◆ Text shown ◆
Cervical cancer is a life-threating disease in the women’s cervix, which is the fourth killer among cancers for females.
The human papillomavirus (HPV) is a group of DNA virus that only infect with human mucosal cells or epithelial cells and can cause to cancer. There are more than 100 types of HPV. Each type has specific preferred infected area. These HPV can be classified into two groups according to the potential risks to develop cancer, high-risk HPV (16, 18, 31, 33, 35, 39, 45, 51, 52, 56, 58 and 59, 66 and 68) and low-risk HPV (6, 11, 81).
Cervical cancer is a preventable cancer. To decrease morbidity and mortality of cervical cancer, encouraging women to take regular HPV screening is important. By the guideline published by WHO in 2021, WHO recommends using HPV DNA detection as the primary screening test for both of “screen-and-treat approach” and “screen, triage and treat approach”.
High-risk HPV DNA detecting for screening can more sensitively identify cervical intraepithelial neoplasia (CIN) than other methods. Screening high-risk HPV can avoid unnecessary colposcopy procedures and improve the clinical management. When certain type of HPV is identified more than once during 6 months, the patient can be considered as constant infection and further triage should be taken. It enables women to access to diagnosis at the early stage of HPV infection and to get treatment before development of precancerous lesions and cervical cancer. The quantity of high-risk HPV loads has positive correlation with the increased risk of cervical cancer and precancerous lesions. The value of HPV virus load also can predict development of residual lesions after treatment.

◆ Record extracts ◆
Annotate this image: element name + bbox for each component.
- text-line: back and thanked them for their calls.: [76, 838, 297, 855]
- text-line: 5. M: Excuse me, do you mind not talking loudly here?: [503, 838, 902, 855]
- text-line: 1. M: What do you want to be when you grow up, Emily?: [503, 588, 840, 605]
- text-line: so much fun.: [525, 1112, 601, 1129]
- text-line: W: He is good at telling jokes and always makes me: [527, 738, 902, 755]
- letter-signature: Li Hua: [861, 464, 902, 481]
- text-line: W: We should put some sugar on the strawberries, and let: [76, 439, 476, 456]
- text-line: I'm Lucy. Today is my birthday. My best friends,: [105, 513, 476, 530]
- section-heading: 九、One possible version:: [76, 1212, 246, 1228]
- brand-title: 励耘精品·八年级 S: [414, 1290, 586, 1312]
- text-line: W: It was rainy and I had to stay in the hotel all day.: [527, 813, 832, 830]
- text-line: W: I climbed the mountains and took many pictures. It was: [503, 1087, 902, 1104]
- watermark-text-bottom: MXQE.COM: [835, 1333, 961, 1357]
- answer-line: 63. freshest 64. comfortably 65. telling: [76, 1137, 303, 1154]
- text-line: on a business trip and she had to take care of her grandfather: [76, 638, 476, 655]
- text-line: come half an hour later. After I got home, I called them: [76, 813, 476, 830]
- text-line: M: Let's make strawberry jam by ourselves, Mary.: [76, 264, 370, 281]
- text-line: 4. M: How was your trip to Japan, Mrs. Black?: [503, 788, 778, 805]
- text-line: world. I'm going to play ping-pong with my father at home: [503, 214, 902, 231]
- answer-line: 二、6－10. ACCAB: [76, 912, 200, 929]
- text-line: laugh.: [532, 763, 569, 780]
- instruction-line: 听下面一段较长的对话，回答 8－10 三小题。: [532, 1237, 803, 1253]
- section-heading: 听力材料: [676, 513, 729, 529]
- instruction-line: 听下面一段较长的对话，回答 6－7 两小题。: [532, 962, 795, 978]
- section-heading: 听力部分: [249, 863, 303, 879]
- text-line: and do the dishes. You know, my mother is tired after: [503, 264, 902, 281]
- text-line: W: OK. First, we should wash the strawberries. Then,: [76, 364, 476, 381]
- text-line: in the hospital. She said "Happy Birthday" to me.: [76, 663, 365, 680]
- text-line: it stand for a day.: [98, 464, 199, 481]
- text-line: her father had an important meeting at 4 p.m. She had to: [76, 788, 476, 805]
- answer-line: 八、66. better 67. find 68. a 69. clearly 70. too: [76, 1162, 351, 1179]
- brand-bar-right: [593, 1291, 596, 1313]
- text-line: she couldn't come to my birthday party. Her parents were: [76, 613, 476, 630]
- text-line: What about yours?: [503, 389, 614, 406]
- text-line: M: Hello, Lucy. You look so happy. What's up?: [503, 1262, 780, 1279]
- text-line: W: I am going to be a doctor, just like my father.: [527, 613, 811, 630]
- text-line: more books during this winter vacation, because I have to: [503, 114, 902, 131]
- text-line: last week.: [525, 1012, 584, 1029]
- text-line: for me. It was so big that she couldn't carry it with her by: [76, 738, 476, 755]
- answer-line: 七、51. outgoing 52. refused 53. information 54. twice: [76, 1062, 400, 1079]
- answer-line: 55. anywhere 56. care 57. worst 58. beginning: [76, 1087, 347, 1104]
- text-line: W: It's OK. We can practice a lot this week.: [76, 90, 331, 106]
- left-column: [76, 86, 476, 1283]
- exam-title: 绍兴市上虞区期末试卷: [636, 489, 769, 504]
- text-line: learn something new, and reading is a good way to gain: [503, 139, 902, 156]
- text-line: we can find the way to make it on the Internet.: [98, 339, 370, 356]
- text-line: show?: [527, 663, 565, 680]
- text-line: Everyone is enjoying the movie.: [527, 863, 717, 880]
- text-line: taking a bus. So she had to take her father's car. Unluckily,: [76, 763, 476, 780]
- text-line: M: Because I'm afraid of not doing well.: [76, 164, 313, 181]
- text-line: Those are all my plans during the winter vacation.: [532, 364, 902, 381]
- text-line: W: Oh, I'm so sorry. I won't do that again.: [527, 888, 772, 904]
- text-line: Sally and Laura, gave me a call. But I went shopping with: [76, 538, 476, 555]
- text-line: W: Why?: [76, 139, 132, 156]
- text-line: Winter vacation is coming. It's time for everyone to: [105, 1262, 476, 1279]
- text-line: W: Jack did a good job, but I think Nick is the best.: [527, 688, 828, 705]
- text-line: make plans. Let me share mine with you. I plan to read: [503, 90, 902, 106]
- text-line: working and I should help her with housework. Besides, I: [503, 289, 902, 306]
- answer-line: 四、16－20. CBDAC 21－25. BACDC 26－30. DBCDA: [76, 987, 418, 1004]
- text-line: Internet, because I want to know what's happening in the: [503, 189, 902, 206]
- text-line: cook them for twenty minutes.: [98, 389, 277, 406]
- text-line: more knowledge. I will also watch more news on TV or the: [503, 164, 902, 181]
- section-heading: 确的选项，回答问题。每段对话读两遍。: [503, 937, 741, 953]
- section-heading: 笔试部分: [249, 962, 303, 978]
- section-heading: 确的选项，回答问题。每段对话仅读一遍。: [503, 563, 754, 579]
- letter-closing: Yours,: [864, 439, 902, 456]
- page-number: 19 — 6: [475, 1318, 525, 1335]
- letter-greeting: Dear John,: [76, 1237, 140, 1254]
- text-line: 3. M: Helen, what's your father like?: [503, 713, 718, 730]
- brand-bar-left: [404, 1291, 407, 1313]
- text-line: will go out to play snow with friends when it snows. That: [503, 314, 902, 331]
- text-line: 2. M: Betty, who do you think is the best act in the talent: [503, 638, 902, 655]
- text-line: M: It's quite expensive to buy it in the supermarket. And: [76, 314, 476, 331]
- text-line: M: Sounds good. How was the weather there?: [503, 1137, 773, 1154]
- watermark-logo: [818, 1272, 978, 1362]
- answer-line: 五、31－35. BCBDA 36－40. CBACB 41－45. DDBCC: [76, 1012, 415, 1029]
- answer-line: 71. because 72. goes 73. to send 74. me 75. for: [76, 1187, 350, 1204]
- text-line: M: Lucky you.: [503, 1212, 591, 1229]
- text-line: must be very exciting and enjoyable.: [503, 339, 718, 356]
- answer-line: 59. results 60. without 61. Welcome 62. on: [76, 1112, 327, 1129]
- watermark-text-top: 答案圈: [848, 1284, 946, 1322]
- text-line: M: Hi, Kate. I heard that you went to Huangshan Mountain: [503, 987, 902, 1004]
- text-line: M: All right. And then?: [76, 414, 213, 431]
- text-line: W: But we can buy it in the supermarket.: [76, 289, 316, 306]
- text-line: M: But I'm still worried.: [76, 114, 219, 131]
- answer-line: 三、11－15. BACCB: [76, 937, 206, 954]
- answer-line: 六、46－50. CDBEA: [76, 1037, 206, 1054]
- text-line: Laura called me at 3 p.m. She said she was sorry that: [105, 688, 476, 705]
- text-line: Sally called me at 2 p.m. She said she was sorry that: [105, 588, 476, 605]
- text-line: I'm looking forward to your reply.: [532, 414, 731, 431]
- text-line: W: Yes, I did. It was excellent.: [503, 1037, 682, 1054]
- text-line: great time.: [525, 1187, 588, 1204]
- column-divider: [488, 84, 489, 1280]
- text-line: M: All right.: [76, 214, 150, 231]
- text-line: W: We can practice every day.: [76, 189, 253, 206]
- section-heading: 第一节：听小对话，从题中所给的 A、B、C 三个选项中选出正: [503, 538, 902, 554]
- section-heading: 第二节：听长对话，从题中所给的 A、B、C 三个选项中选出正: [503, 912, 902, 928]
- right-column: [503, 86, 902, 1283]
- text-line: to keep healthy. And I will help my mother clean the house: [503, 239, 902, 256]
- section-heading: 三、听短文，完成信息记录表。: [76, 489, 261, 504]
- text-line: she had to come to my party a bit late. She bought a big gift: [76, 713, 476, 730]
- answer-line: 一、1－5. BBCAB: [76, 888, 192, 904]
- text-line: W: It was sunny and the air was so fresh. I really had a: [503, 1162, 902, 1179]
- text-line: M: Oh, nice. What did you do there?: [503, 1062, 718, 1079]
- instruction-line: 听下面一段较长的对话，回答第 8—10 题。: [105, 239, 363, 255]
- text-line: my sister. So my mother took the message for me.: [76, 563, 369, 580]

◆ Task item A ◆
Using the text on cervical cancer and HPV, answer each question:
(i) How many types of HPV are there?
(ii) In what year did WHO publish the guideline it cites?
(iii) Within how many months must a type of HPV be identified more than once for the patient to be considered a constant infection?
◆ Task item B ◆
In the text on cervical cancer and HPV, rename "preferred infected area" as "target area" and write out the passage from "The human papillomavirus" to "(6, 11, 81)." with that change.
You can leave the records aside; they are not needed here.

◆ Written solution A ◆
(i) More than 100
(ii) 2021
(iii) 6 months

◆ Written solution B ◆
The human papillomavirus (HPV) is a group of DNA virus that only infect with human mucosal cells or epithelial cells and can cause to cancer. There are more than 100 types of HPV. Each type has specific target area. These HPV can be classified into two groups according to the potential risks to develop cancer, high-risk HPV (16, 18, 31, 33, 35, 39, 45, 51, 52, 56, 58 and 59, 66 and 68) and low-risk HPV (6, 11, 81).